:: Input
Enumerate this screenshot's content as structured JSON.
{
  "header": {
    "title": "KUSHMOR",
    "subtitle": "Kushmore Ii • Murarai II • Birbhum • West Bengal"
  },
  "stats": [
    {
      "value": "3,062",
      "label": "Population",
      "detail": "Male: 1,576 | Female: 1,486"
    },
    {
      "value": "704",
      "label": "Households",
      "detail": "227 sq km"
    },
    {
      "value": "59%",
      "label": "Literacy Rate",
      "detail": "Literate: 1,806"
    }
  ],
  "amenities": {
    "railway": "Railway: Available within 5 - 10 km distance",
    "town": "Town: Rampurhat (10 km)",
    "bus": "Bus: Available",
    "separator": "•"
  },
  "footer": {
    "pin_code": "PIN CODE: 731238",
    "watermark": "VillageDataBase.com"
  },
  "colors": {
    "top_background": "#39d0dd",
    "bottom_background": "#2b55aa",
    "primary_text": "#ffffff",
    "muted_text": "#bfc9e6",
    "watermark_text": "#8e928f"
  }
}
::::
:: Input
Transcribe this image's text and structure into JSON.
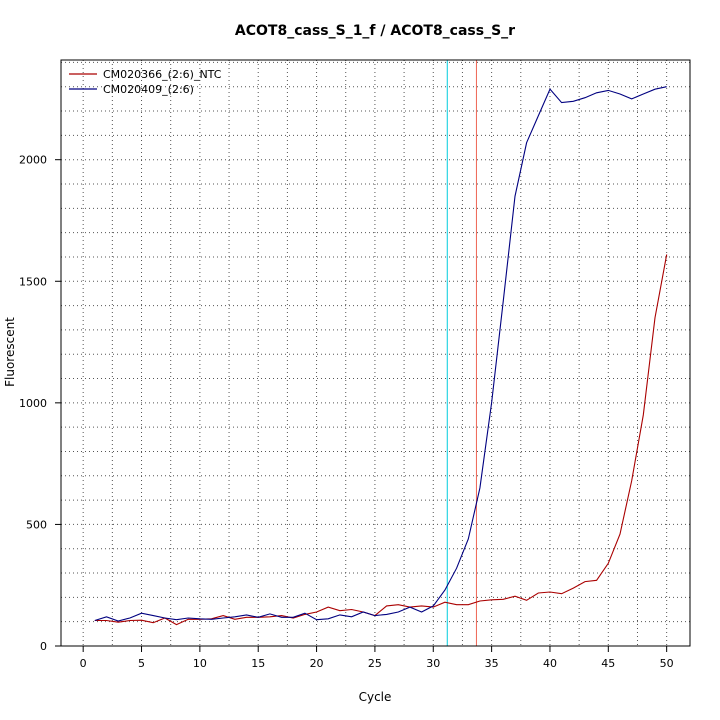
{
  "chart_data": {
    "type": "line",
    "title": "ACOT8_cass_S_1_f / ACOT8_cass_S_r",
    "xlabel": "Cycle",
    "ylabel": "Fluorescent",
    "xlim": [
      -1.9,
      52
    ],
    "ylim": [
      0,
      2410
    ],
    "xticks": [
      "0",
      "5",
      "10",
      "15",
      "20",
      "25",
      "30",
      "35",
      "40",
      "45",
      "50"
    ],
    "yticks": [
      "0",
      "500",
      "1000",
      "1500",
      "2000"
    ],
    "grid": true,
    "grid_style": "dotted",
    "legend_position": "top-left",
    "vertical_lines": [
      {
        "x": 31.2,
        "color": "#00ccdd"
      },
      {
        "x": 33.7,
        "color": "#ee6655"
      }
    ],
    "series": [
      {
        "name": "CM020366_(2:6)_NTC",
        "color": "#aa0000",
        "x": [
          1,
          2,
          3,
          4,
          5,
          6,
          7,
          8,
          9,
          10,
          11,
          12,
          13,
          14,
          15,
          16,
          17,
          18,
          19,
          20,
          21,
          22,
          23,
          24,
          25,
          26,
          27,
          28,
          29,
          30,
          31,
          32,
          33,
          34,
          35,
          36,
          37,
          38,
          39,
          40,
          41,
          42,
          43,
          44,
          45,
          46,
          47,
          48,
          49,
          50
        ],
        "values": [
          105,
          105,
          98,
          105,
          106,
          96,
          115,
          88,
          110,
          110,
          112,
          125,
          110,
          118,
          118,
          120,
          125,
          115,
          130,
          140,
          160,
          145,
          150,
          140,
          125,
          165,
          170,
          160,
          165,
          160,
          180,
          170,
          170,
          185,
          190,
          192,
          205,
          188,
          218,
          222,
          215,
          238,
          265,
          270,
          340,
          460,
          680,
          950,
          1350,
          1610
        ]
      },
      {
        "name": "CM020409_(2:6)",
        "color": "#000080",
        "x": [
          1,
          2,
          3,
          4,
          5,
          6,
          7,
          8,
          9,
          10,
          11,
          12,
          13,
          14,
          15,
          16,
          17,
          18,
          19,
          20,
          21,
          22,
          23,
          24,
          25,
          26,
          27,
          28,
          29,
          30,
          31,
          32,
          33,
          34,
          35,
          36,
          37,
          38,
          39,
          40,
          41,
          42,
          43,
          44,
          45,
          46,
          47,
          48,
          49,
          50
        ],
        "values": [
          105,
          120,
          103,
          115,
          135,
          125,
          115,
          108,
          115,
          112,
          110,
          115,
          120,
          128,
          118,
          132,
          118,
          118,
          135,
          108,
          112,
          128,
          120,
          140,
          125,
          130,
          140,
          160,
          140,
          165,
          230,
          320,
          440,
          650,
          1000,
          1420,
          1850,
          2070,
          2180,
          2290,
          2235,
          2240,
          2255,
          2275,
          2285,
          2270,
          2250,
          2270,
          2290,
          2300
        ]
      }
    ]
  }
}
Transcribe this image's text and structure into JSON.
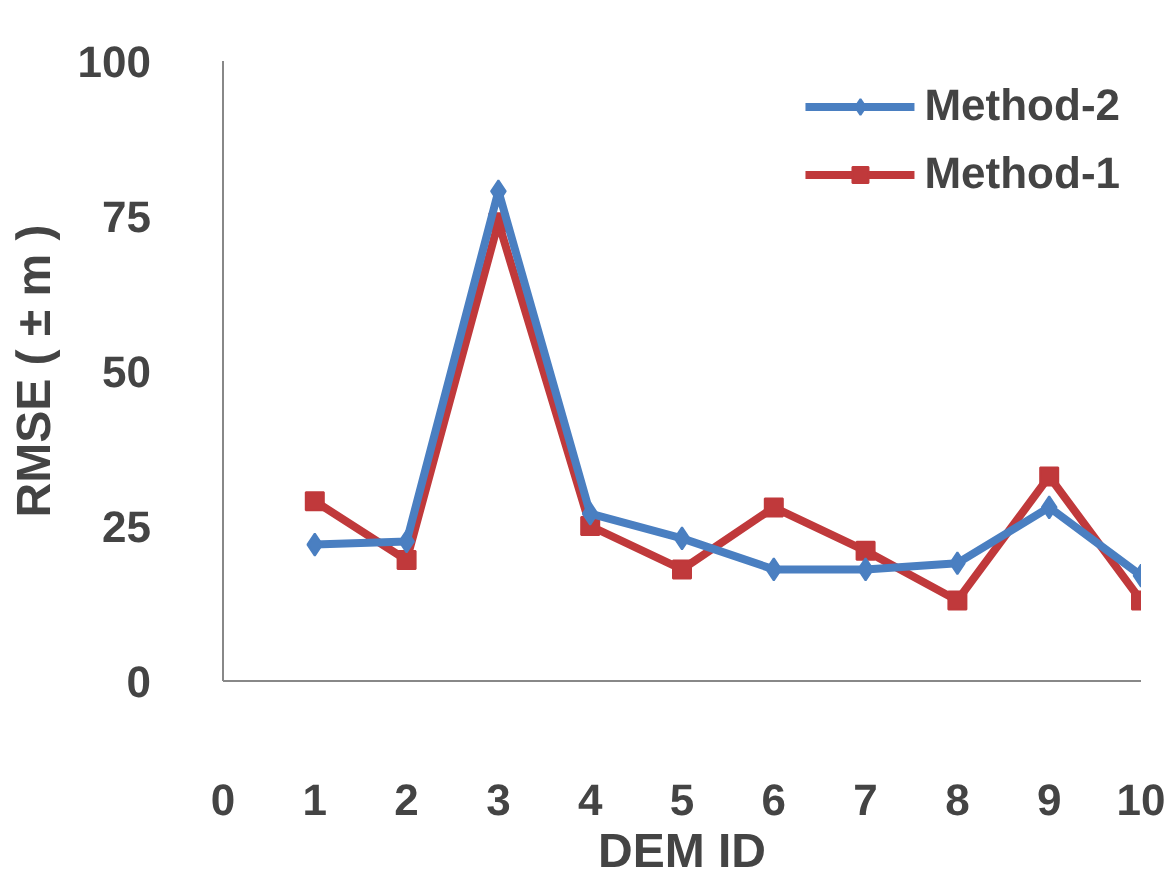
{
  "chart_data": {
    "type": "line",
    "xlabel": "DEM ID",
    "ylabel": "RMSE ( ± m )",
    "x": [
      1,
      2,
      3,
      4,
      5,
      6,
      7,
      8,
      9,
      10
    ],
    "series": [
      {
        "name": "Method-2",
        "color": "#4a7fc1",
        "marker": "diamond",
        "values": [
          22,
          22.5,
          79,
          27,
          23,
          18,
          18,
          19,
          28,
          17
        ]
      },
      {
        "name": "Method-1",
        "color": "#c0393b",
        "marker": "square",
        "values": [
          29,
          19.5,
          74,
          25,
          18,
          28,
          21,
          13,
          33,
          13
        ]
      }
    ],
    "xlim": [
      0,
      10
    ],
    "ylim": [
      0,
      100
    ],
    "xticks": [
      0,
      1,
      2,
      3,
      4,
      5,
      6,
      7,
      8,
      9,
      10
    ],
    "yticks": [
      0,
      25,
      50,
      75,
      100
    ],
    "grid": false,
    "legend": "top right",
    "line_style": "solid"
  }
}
::::
- Description of the task: Isolate each line of the listing above that includes "detail". Copy it.

- Response below:
      "detail": "Male: 1,576 | Female: 1,486"
      "detail": "227 sq km"
      "detail": "Literate: 1,806"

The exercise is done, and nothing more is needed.